▶ What is asked:
Copy every line of the material below without changing anything.

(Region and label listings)
__________

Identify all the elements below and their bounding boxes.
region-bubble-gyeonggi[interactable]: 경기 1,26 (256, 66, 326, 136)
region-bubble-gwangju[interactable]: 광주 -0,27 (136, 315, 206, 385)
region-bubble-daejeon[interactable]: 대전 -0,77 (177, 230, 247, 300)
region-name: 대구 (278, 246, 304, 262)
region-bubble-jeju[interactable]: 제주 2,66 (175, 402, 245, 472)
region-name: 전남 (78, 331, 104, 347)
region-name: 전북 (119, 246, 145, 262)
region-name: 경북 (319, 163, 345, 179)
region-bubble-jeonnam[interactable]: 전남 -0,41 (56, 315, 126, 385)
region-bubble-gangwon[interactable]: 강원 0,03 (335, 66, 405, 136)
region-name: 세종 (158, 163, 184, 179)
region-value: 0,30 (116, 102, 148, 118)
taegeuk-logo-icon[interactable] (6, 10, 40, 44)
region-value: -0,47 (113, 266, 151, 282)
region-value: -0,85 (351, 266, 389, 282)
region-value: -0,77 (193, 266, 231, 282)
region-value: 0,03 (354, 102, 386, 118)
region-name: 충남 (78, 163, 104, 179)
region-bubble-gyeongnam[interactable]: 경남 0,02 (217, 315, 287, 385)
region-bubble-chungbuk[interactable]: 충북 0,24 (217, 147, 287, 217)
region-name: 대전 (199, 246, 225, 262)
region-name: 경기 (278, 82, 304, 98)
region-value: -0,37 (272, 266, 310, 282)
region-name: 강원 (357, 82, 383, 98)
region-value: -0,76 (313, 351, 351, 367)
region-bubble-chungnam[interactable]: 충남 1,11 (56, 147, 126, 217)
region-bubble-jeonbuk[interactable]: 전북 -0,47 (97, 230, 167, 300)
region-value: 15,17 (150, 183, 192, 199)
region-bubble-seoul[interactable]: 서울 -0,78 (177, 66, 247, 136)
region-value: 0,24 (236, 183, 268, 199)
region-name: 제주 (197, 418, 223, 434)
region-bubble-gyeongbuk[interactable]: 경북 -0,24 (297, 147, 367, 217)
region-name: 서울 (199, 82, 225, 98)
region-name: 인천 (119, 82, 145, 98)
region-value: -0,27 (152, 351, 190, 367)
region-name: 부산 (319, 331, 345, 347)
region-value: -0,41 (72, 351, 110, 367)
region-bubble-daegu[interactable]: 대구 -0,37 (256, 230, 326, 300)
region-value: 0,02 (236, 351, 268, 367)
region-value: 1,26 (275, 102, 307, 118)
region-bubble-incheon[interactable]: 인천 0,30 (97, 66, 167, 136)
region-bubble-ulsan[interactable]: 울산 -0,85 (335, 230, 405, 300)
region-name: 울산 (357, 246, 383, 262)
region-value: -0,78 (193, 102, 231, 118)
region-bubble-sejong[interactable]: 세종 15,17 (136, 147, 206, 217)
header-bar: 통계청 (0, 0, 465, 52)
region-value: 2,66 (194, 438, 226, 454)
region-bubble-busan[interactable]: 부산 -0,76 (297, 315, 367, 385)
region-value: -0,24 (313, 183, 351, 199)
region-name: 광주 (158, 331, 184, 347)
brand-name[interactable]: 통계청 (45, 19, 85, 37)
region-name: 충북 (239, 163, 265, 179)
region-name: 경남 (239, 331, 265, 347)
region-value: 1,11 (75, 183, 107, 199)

__________

▶ Written answer:
Identify all the elements below and their bounding boxes.
region-bubble-gyeonggi[interactable]: 경기 1,26 (256, 66, 326, 136)
region-bubble-gwangju[interactable]: 광주 -0,27 (136, 315, 206, 385)
region-bubble-daejeon[interactable]: 대전 -0,77 (177, 230, 247, 300)
region-name: 대구 (278, 246, 304, 262)
region-bubble-jeju[interactable]: 제주 2,66 (175, 402, 245, 472)
region-name: 전남 (78, 331, 104, 347)
region-name: 전북 (119, 246, 145, 262)
region-name: 경북 (319, 163, 345, 179)
region-bubble-jeonnam[interactable]: 전남 -0,41 (56, 315, 126, 385)
region-bubble-gangwon[interactable]: 강원 0,03 (335, 66, 405, 136)
region-name: 세종 (158, 163, 184, 179)
region-value: 0,30 (116, 102, 148, 118)
taegeuk-logo-icon[interactable] (6, 10, 40, 44)
region-value: -0,47 (113, 266, 151, 282)
region-value: -0,85 (351, 266, 389, 282)
region-value: -0,77 (193, 266, 231, 282)
region-value: 0,03 (354, 102, 386, 118)
region-name: 충남 (78, 163, 104, 179)
region-bubble-gyeongnam[interactable]: 경남 0,02 (217, 315, 287, 385)
region-bubble-chungbuk[interactable]: 충북 0,24 (217, 147, 287, 217)
region-name: 대전 (199, 246, 225, 262)
region-name: 경기 (278, 82, 304, 98)
region-value: -0,37 (272, 266, 310, 282)
region-name: 강원 (357, 82, 383, 98)
region-value: -0,76 (313, 351, 351, 367)
region-bubble-chungnam[interactable]: 충남 1,11 (56, 147, 126, 217)
region-bubble-jeonbuk[interactable]: 전북 -0,47 (97, 230, 167, 300)
region-value: 15,17 (150, 183, 192, 199)
region-bubble-seoul[interactable]: 서울 -0,78 (177, 66, 247, 136)
region-value: 0,24 (236, 183, 268, 199)
region-name: 제주 (197, 418, 223, 434)
region-bubble-gyeongbuk[interactable]: 경북 -0,24 (297, 147, 367, 217)
region-name: 서울 (199, 82, 225, 98)
region-name: 인천 (119, 82, 145, 98)
region-value: -0,27 (152, 351, 190, 367)
region-name: 부산 (319, 331, 345, 347)
region-value: -0,41 (72, 351, 110, 367)
region-bubble-daegu[interactable]: 대구 -0,37 (256, 230, 326, 300)
region-value: 0,02 (236, 351, 268, 367)
region-value: 1,26 (275, 102, 307, 118)
region-bubble-incheon[interactable]: 인천 0,30 (97, 66, 167, 136)
region-bubble-ulsan[interactable]: 울산 -0,85 (335, 230, 405, 300)
region-name: 울산 (357, 246, 383, 262)
region-value: -0,78 (193, 102, 231, 118)
region-bubble-sejong[interactable]: 세종 15,17 (136, 147, 206, 217)
header-bar: 통계청 (0, 0, 465, 52)
region-value: 2,66 (194, 438, 226, 454)
region-bubble-busan[interactable]: 부산 -0,76 (297, 315, 367, 385)
region-value: -0,24 (313, 183, 351, 199)
region-name: 광주 (158, 331, 184, 347)
brand-name[interactable]: 통계청 (45, 19, 85, 37)
region-name: 충북 (239, 163, 265, 179)
region-name: 경남 (239, 331, 265, 347)
region-value: 1,11 (75, 183, 107, 199)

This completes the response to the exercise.